THE REQUEST. Write the records below out again exactly as given, with no images.

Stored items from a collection

--

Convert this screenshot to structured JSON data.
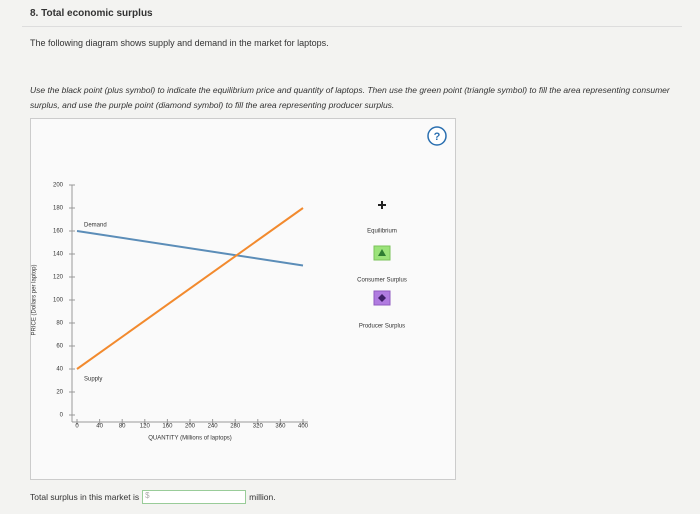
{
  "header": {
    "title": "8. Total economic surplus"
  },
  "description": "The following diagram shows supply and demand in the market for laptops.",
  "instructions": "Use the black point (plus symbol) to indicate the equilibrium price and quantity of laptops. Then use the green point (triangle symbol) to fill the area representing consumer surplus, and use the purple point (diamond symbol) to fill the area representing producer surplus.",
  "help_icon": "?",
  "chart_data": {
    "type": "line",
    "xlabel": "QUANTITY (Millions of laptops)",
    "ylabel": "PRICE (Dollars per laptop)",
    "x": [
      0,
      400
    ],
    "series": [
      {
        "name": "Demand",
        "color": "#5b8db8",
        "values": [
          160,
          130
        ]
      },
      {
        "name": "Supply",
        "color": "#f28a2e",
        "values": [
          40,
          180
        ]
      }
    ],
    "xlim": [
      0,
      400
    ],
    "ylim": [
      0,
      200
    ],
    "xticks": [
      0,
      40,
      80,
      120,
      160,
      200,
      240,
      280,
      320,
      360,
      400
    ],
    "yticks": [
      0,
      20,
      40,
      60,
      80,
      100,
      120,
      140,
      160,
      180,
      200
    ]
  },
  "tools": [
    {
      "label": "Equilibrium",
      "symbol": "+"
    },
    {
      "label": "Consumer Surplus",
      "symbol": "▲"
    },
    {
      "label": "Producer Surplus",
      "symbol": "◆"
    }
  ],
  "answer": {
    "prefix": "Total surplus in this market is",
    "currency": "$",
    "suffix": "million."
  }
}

--

OUTPUT FOR THIS TASK.
Convert this screenshot to structured JSON data.
{
  "header": {
    "title": "8. Total economic surplus"
  },
  "description": "The following diagram shows supply and demand in the market for laptops.",
  "instructions": "Use the black point (plus symbol) to indicate the equilibrium price and quantity of laptops. Then use the green point (triangle symbol) to fill the area representing consumer surplus, and use the purple point (diamond symbol) to fill the area representing producer surplus.",
  "help_icon": "?",
  "chart_data": {
    "type": "line",
    "xlabel": "QUANTITY (Millions of laptops)",
    "ylabel": "PRICE (Dollars per laptop)",
    "x": [
      0,
      400
    ],
    "series": [
      {
        "name": "Demand",
        "color": "#5b8db8",
        "values": [
          160,
          130
        ]
      },
      {
        "name": "Supply",
        "color": "#f28a2e",
        "values": [
          40,
          180
        ]
      }
    ],
    "xlim": [
      0,
      400
    ],
    "ylim": [
      0,
      200
    ],
    "xticks": [
      0,
      40,
      80,
      120,
      160,
      200,
      240,
      280,
      320,
      360,
      400
    ],
    "yticks": [
      0,
      20,
      40,
      60,
      80,
      100,
      120,
      140,
      160,
      180,
      200
    ]
  },
  "tools": [
    {
      "label": "Equilibrium",
      "symbol": "+"
    },
    {
      "label": "Consumer Surplus",
      "symbol": "▲"
    },
    {
      "label": "Producer Surplus",
      "symbol": "◆"
    }
  ],
  "answer": {
    "prefix": "Total surplus in this market is",
    "currency": "$",
    "suffix": "million."
  }
}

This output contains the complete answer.